_Instructions to follow:_
Go through the lines below. Copy those with "their".

Saved entries

—————

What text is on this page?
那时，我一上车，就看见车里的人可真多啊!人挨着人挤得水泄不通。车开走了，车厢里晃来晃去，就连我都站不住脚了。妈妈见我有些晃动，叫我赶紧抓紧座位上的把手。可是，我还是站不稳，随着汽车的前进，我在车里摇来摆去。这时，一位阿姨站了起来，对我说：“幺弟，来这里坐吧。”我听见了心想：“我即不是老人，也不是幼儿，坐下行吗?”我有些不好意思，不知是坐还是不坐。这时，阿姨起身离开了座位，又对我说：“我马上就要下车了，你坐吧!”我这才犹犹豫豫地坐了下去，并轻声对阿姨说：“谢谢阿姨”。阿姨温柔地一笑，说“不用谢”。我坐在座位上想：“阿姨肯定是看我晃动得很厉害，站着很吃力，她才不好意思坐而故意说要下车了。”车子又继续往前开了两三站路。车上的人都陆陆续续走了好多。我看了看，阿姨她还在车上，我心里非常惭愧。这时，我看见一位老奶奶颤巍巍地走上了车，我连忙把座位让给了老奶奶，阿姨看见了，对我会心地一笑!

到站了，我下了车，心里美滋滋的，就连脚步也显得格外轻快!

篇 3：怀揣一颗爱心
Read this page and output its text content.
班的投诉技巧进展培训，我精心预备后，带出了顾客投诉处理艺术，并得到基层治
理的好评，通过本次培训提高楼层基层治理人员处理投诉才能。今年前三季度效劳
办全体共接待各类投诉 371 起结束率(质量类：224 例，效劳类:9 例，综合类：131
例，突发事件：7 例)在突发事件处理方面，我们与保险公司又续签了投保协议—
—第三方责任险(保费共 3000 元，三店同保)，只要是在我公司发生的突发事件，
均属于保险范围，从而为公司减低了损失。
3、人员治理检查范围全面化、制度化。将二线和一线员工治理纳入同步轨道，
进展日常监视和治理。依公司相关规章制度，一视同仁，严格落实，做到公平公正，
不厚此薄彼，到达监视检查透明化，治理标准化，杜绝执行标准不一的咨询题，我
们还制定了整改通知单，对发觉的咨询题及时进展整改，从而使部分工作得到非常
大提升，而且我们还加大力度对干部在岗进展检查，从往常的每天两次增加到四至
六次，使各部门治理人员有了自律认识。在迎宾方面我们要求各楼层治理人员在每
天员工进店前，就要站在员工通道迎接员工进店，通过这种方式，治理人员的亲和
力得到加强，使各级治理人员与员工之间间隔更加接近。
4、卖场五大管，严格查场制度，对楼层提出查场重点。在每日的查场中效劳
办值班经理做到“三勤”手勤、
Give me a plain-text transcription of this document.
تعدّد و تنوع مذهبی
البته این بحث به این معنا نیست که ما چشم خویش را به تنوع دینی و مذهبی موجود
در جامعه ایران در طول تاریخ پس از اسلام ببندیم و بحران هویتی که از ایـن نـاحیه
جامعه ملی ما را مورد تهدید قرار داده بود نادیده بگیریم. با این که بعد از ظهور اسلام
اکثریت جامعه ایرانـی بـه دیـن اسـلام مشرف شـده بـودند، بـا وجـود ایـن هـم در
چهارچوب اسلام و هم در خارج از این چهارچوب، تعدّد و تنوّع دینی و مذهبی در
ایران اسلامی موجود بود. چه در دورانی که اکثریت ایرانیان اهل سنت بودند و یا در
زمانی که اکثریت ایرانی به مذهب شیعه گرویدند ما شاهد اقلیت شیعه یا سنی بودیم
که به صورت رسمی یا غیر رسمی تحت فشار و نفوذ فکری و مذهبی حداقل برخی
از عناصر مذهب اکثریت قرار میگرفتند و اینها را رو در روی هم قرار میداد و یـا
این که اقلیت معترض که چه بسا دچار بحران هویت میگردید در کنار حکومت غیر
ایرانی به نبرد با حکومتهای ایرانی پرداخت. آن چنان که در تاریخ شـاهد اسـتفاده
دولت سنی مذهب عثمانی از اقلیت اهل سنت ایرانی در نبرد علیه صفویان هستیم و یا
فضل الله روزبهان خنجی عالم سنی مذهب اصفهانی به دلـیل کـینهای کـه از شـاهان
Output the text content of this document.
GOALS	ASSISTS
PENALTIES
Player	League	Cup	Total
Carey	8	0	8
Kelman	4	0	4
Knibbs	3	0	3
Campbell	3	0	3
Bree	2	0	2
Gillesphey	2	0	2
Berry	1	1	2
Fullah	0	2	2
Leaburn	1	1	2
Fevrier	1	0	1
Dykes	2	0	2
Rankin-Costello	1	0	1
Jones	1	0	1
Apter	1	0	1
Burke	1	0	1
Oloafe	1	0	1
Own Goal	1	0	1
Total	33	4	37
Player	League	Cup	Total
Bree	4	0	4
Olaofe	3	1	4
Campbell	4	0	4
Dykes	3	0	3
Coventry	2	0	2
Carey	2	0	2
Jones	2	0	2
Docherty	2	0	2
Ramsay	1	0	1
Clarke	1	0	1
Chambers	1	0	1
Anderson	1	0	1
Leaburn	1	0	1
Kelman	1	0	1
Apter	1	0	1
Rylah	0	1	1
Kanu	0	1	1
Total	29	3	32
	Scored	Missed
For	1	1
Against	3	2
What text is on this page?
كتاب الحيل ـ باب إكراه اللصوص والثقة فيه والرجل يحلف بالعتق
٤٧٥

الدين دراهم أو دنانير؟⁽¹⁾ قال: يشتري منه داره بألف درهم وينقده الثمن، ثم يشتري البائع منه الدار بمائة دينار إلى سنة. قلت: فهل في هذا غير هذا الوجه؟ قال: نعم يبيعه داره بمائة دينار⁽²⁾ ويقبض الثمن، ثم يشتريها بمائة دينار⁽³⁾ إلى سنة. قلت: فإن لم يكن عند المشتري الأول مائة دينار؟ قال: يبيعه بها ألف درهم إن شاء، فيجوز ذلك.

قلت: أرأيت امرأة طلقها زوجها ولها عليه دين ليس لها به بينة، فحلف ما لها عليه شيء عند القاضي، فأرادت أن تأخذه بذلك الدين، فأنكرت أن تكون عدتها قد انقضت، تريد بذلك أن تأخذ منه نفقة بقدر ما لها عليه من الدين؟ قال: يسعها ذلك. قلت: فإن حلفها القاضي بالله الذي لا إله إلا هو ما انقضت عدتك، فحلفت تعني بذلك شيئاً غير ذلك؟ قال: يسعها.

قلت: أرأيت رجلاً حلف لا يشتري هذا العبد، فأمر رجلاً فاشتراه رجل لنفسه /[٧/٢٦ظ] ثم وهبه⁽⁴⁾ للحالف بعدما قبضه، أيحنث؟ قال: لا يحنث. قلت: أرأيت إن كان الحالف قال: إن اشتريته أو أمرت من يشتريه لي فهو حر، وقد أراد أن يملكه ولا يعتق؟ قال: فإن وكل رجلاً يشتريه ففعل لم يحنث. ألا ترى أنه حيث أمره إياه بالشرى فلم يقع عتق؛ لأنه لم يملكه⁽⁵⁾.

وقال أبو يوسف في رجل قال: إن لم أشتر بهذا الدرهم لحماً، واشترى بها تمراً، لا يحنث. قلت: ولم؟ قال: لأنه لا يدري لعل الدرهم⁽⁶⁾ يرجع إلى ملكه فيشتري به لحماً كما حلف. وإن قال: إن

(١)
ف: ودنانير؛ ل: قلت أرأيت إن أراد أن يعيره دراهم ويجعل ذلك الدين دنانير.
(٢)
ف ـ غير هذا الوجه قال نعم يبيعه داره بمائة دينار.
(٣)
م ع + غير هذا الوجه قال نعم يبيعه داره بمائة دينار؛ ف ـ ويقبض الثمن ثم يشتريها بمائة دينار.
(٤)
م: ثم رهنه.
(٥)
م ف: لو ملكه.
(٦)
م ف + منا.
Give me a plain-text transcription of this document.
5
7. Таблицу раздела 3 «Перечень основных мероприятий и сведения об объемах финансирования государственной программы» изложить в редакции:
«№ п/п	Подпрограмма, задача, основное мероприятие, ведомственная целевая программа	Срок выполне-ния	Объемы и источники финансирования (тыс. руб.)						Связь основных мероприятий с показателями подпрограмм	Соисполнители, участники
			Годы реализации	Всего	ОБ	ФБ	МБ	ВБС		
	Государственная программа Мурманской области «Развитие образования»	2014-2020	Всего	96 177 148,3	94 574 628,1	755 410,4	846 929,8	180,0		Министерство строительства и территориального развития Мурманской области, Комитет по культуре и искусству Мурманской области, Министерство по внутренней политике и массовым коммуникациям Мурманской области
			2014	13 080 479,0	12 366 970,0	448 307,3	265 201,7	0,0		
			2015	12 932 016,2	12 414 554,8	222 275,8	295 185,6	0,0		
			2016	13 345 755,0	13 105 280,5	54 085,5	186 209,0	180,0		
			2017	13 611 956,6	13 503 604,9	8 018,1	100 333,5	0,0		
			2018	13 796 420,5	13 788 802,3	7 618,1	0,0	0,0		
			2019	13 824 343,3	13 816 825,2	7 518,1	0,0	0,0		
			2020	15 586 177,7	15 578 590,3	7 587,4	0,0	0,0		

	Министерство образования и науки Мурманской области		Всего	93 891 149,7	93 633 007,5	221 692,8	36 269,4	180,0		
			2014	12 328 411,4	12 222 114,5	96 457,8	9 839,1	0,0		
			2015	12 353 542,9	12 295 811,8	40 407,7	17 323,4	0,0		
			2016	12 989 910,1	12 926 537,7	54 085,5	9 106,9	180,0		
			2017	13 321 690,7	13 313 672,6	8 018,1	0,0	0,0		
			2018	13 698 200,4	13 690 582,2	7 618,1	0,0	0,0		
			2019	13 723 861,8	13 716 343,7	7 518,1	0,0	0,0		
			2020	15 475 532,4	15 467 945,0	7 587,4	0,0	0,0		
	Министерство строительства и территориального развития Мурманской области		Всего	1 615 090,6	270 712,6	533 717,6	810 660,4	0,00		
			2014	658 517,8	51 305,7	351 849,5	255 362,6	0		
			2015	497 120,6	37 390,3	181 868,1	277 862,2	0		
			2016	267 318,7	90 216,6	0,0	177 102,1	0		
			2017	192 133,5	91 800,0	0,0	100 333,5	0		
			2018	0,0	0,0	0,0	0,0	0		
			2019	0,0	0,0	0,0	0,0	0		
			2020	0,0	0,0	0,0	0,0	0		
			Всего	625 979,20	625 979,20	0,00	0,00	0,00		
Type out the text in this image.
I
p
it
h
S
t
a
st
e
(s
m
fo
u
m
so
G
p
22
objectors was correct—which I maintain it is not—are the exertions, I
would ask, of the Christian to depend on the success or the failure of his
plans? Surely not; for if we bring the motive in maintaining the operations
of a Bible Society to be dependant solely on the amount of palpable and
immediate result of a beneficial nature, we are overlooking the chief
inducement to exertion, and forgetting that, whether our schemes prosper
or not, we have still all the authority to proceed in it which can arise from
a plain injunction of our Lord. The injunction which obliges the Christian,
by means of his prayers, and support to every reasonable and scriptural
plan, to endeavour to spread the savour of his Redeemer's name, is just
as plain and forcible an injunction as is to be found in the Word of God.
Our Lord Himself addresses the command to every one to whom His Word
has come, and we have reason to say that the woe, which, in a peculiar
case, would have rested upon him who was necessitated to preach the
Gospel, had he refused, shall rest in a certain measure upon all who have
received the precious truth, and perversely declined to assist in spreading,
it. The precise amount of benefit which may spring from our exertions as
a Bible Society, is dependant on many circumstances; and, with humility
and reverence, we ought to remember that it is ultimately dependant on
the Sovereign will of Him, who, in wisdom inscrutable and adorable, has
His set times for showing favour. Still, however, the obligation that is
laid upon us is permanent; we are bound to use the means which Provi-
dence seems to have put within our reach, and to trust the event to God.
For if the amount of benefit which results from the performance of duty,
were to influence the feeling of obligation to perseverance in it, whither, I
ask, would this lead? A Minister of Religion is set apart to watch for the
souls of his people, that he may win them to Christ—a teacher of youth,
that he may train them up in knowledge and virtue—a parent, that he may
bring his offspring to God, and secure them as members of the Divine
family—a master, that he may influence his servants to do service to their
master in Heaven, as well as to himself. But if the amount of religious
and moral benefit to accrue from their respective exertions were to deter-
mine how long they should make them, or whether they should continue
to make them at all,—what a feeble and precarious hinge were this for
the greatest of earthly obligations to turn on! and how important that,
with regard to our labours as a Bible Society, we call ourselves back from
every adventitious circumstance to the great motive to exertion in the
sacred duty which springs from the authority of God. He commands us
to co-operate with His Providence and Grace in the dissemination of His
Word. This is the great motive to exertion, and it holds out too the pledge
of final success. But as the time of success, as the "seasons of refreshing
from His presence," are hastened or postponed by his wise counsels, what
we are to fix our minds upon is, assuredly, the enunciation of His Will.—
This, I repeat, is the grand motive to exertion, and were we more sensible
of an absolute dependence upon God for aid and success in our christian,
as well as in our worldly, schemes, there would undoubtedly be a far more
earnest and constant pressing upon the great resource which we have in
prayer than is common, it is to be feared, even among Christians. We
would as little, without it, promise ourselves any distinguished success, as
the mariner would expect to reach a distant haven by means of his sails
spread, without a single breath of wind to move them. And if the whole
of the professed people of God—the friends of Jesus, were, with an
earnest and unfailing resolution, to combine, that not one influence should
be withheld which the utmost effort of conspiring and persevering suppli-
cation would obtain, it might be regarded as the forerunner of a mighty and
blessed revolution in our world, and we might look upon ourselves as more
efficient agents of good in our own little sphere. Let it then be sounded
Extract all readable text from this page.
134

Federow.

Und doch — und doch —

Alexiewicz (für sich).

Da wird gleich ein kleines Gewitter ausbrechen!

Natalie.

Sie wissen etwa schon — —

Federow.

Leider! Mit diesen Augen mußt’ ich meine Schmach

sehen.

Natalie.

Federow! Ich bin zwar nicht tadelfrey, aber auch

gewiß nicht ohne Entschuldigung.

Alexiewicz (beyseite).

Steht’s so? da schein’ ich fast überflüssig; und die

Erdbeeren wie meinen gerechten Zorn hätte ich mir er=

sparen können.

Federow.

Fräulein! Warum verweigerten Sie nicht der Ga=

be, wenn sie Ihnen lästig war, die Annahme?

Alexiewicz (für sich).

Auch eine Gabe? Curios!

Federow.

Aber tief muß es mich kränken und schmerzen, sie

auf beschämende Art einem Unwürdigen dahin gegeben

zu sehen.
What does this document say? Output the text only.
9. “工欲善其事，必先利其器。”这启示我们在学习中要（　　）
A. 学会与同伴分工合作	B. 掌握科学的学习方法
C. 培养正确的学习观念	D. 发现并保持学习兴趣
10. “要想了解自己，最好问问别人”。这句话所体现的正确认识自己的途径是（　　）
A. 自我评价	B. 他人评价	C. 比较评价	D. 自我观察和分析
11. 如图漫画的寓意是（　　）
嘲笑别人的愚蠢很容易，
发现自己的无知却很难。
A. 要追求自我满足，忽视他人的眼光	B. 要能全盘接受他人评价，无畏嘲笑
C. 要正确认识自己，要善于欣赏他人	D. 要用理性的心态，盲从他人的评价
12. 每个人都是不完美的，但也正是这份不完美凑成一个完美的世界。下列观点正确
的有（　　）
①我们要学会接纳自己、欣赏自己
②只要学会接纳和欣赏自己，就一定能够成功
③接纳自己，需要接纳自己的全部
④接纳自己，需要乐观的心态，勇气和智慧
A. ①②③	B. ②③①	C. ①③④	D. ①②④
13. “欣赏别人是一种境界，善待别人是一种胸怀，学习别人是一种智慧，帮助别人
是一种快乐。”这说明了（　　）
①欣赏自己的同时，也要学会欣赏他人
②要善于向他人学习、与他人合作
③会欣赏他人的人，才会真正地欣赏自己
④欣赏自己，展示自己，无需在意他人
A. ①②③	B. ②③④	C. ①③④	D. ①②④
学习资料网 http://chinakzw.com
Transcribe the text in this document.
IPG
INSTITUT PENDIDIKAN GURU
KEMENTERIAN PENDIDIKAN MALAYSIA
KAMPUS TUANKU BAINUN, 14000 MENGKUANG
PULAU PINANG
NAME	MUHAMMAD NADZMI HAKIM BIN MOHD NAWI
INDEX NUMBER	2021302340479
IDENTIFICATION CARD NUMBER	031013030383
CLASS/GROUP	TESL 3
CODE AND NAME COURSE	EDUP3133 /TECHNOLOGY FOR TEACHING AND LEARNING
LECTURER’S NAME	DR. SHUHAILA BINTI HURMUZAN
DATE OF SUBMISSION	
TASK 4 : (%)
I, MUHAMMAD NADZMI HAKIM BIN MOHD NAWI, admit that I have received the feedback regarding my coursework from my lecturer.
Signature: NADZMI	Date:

—————

_Written reply:_
family—a master, that he may influence his servants to do service to their
and moral benefit to accrue from their respective exertions were to deter-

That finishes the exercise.